## START

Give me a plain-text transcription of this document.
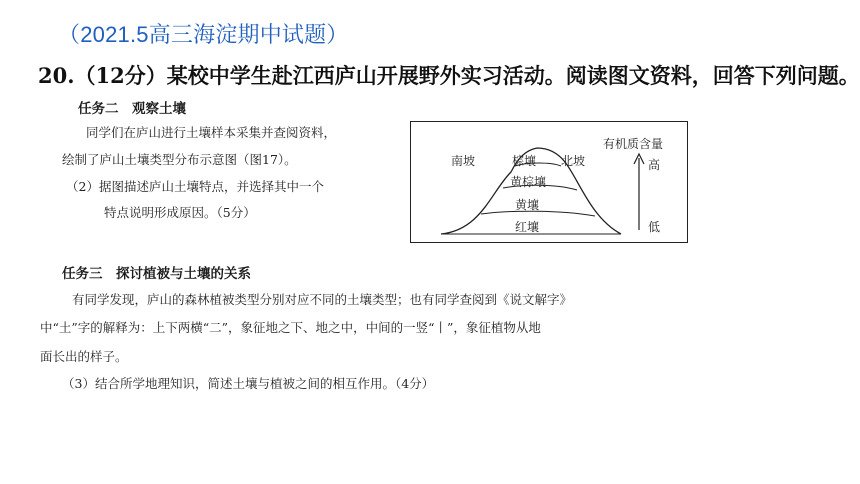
（2021.5高三海淀期中试题）
20.（12分）某校中学生赴江西庐山开展野外实习活动。阅读图文资料，回答下列问题。
任务二　观察土壤
同学们在庐山进行土壤样本采集并查阅资料，
绘制了庐山土壤类型分布示意图（图17）。
（2）据图描述庐山土壤特点，并选择其中一个
特点说明形成原因。（5分）
南坡	北坡
棕壤
黄棕壤
黄壤
红壤
有机质含量
高
低
任务三　探讨植被与土壤的关系
有同学发现，庐山的森林植被类型分别对应不同的土壤类型；也有同学查阅到《说文解字》
中“土”字的解释为：上下两横“二”，象征地之下、地之中，中间的一竖“丨”，象征植物从地
面长出的样子。
（3）结合所学地理知识，简述土壤与植被之间的相互作用。（4分）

## END

Required task: Every line above should be returned word for word, with the pictures left behind.

Result for this exercise:
Give me a plain-text transcription of this document.
（2021.5高三海淀期中试题）
20.（12分）某校中学生赴江西庐山开展野外实习活动。阅读图文资料，回答下列问题。
任务二　观察土壤
同学们在庐山进行土壤样本采集并查阅资料，
绘制了庐山土壤类型分布示意图（图17）。
（2）据图描述庐山土壤特点，并选择其中一个
特点说明形成原因。（5分）
南坡	北坡
棕壤
黄棕壤
黄壤
红壤
有机质含量
高
低
任务三　探讨植被与土壤的关系
有同学发现，庐山的森林植被类型分别对应不同的土壤类型；也有同学查阅到《说文解字》
中“土”字的解释为：上下两横“二”，象征地之下、地之中，中间的一竖“丨”，象征植物从地
面长出的样子。
（3）结合所学地理知识，简述土壤与植被之间的相互作用。（4分）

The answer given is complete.